(Figure record extracts)
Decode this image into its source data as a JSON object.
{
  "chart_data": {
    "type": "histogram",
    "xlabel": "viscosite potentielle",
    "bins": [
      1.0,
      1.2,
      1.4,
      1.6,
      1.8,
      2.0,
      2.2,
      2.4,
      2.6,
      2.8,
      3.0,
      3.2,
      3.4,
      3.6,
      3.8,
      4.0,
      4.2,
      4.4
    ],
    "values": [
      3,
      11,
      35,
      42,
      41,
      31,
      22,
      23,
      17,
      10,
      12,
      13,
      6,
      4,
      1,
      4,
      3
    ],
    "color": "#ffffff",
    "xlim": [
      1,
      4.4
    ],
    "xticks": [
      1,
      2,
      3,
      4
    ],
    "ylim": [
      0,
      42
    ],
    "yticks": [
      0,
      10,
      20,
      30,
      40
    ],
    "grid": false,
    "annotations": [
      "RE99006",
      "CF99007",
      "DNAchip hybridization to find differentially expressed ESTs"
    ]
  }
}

**Goal of the exercise:** All of the records must be retyped exactly as they are.

**Completed exercise:**
Decode this image into its source data as a JSON object.
{
  "chart_data": {
    "type": "histogram",
    "xlabel": "viscosite potentielle",
    "bins": [
      1.0,
      1.2,
      1.4,
      1.6,
      1.8,
      2.0,
      2.2,
      2.4,
      2.6,
      2.8,
      3.0,
      3.2,
      3.4,
      3.6,
      3.8,
      4.0,
      4.2,
      4.4
    ],
    "values": [
      3,
      11,
      35,
      42,
      41,
      31,
      22,
      23,
      17,
      10,
      12,
      13,
      6,
      4,
      1,
      4,
      3
    ],
    "color": "#ffffff",
    "xlim": [
      1,
      4.4
    ],
    "xticks": [
      1,
      2,
      3,
      4
    ],
    "ylim": [
      0,
      42
    ],
    "yticks": [
      0,
      10,
      20,
      30,
      40
    ],
    "grid": false,
    "annotations": [
      "RE99006",
      "CF99007",
      "DNAchip hybridization to find differentially expressed ESTs"
    ]
  }
}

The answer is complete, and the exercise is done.